● TASK STATEMENT:
Copy out all lines that hold "type".

# # #

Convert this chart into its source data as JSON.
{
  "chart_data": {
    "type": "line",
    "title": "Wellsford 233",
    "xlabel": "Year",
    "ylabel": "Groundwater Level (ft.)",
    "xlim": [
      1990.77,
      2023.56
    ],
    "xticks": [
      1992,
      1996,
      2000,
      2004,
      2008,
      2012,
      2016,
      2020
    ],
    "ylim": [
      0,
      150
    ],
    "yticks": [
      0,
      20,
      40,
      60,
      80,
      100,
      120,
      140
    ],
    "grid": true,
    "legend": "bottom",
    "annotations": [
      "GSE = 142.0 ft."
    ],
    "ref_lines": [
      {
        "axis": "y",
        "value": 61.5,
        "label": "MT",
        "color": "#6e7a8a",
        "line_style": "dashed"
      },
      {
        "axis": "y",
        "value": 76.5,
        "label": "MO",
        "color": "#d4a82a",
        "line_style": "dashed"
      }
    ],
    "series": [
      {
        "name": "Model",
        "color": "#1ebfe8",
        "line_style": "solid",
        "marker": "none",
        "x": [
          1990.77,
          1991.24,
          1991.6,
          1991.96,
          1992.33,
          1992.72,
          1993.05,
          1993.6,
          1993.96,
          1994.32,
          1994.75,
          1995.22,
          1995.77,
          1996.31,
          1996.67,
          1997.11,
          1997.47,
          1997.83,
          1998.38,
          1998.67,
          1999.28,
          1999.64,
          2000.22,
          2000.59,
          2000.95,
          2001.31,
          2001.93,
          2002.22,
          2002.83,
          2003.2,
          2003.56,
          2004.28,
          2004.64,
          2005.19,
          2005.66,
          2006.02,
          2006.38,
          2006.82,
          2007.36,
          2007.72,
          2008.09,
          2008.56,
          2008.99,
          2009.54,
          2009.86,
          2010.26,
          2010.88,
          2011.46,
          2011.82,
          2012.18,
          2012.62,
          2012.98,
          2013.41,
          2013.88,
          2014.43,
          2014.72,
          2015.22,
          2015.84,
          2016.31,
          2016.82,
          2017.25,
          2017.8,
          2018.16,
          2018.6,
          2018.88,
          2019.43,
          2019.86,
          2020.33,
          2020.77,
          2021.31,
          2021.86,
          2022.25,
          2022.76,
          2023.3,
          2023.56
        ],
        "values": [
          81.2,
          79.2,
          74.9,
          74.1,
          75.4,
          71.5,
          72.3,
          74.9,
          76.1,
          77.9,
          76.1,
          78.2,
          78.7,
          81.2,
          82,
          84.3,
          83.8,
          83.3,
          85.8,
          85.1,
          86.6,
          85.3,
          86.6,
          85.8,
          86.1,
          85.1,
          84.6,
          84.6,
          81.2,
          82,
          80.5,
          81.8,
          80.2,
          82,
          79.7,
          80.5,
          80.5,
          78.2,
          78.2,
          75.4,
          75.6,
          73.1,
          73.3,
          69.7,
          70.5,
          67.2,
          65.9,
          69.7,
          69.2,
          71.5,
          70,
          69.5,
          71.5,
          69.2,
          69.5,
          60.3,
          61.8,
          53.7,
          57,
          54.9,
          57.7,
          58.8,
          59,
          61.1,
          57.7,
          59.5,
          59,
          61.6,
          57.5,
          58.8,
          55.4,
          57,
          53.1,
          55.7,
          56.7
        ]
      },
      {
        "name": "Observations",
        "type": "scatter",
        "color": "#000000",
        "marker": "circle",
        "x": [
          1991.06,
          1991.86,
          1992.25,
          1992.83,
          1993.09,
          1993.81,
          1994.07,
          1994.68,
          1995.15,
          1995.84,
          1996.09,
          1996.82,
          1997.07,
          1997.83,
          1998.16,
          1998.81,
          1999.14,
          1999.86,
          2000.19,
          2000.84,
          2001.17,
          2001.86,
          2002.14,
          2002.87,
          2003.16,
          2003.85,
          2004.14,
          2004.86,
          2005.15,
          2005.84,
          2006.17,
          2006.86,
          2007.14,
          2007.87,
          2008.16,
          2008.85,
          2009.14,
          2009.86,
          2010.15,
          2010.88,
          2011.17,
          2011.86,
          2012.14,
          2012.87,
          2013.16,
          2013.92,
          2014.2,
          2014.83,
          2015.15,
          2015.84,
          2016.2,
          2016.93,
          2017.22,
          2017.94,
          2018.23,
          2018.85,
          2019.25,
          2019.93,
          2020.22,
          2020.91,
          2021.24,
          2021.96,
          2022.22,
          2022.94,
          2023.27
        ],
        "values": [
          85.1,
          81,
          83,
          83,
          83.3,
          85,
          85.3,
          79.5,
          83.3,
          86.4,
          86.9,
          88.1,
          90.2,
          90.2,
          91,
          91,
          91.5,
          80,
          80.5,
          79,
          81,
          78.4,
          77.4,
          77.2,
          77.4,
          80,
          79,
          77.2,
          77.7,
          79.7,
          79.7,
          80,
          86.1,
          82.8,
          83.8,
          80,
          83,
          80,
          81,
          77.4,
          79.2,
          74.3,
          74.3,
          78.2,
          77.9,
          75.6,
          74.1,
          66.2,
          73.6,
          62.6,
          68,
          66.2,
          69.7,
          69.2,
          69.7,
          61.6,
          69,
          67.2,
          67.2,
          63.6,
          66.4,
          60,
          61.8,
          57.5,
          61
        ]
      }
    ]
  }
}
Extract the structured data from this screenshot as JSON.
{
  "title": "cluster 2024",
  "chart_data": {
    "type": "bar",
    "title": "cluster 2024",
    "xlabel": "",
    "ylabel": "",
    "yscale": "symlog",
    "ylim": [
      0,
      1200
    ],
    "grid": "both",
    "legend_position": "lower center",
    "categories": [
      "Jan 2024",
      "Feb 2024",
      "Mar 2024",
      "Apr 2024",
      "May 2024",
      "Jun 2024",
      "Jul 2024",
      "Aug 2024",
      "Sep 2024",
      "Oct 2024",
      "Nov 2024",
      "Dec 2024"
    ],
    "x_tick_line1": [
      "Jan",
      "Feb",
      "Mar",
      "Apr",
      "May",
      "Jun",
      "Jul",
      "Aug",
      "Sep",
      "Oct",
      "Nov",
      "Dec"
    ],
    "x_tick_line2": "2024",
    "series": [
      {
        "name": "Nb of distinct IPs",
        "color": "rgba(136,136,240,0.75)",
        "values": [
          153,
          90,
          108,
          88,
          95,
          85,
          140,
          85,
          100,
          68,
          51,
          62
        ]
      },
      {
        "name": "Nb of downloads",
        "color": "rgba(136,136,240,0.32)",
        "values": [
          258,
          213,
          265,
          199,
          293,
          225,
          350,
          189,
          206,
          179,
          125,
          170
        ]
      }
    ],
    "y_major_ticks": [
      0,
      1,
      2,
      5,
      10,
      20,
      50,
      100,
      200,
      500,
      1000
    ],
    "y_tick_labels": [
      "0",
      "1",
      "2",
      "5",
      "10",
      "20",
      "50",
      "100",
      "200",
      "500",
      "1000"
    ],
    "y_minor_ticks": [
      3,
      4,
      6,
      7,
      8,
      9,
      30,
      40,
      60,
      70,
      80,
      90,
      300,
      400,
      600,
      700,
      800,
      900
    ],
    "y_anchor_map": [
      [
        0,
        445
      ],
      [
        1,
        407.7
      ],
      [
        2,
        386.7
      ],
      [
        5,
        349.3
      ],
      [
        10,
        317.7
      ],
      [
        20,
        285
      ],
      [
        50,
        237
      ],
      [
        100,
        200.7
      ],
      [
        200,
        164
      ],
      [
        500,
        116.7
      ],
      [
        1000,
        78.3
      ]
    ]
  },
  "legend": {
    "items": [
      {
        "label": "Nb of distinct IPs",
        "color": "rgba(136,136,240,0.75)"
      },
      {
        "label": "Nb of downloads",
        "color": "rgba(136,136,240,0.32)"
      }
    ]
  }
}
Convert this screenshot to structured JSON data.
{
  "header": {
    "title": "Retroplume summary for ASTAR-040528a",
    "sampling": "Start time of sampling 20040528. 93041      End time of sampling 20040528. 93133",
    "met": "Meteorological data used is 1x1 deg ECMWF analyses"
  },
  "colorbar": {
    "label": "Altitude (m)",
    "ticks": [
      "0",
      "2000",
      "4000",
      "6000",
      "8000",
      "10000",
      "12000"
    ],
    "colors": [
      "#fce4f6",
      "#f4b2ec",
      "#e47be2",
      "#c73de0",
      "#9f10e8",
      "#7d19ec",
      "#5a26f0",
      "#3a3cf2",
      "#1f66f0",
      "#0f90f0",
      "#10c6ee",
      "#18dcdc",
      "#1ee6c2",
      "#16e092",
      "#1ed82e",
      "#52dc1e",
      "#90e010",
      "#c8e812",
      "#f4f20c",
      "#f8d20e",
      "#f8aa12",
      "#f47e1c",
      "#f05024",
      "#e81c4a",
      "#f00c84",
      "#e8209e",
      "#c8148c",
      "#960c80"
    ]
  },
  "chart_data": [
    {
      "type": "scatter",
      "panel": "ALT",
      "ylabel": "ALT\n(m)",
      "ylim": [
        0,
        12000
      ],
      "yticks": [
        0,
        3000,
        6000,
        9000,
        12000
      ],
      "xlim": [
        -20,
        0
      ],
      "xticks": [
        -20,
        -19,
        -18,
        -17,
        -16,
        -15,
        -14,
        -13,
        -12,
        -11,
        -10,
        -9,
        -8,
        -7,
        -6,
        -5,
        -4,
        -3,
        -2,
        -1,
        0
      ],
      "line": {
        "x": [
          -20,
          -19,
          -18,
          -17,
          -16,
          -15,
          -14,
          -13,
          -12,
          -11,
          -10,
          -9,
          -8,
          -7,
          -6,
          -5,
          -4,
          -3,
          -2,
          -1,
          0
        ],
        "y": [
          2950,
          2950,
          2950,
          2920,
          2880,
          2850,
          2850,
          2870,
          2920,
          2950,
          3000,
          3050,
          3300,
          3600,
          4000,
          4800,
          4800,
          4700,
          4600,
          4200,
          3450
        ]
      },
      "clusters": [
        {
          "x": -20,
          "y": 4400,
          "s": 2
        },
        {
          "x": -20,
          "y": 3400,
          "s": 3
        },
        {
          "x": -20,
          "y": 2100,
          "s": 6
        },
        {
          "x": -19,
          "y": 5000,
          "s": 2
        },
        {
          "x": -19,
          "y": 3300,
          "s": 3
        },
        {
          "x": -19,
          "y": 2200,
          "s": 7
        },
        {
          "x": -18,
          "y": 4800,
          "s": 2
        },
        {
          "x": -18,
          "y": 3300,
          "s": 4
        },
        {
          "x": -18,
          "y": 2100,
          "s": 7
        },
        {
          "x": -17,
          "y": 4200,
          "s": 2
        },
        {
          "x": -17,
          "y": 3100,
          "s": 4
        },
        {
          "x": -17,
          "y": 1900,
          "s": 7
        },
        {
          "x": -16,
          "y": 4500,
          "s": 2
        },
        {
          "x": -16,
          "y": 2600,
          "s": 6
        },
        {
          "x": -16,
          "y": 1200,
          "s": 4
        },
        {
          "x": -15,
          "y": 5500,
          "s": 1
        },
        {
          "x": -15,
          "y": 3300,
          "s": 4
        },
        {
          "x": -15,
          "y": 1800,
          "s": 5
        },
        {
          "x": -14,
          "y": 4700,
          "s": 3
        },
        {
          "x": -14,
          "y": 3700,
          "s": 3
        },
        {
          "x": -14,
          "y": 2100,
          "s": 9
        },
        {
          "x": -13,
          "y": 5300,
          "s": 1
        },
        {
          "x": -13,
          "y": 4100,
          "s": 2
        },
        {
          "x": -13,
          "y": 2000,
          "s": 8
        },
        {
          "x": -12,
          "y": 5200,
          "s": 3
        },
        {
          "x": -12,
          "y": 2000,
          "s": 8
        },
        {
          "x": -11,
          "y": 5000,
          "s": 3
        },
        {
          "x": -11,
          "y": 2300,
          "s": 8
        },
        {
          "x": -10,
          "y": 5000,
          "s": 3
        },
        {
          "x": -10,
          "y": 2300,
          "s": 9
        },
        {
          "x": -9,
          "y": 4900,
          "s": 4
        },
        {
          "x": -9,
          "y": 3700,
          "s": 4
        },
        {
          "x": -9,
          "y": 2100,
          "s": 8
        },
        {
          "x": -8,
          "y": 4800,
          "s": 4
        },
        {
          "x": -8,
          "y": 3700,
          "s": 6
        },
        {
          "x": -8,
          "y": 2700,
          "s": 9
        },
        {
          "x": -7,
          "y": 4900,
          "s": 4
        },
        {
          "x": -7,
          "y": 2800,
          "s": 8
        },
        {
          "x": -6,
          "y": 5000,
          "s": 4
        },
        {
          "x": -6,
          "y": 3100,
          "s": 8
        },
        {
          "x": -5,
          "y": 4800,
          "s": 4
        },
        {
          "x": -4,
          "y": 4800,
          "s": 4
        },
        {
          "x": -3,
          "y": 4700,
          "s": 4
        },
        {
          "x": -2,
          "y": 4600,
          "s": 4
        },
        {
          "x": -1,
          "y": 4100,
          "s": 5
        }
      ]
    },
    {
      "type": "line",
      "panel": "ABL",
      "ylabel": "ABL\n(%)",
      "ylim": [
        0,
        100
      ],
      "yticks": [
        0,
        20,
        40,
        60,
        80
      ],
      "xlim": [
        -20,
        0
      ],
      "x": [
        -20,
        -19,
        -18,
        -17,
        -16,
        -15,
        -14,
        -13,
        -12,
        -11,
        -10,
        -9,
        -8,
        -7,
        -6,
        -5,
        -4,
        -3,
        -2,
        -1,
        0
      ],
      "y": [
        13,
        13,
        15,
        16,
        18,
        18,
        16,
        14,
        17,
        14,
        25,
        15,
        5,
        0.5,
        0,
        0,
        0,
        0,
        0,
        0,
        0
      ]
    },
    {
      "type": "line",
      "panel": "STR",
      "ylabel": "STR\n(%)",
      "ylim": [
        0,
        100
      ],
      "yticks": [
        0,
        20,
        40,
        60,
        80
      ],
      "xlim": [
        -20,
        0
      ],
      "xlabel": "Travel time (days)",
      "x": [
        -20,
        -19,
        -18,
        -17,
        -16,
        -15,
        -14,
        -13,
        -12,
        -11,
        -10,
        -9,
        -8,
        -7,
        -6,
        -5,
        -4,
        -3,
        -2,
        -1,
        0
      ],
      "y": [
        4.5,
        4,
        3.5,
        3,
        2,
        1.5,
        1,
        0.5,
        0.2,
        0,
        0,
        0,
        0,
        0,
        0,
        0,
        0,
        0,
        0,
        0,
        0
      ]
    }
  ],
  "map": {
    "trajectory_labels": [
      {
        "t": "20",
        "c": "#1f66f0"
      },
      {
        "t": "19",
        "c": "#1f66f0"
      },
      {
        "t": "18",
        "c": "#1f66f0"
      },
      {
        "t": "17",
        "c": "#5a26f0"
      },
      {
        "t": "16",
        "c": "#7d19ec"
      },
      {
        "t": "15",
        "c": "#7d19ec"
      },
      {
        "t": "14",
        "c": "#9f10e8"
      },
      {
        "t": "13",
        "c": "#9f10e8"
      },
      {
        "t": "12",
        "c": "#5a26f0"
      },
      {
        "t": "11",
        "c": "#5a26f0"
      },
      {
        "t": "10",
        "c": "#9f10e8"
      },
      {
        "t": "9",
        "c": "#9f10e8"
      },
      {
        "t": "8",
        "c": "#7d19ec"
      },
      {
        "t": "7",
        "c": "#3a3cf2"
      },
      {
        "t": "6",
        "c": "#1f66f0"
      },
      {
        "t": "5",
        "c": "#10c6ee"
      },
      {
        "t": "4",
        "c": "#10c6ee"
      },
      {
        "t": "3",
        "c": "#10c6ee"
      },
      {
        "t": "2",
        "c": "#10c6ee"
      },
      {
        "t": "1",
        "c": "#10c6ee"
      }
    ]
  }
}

# # #

● PROBLEM SOLUTION:
    "type": "line",
        "type": "scatter",
    "type": "bar",
      "type": "scatter",
      "type": "line",
      "type": "line",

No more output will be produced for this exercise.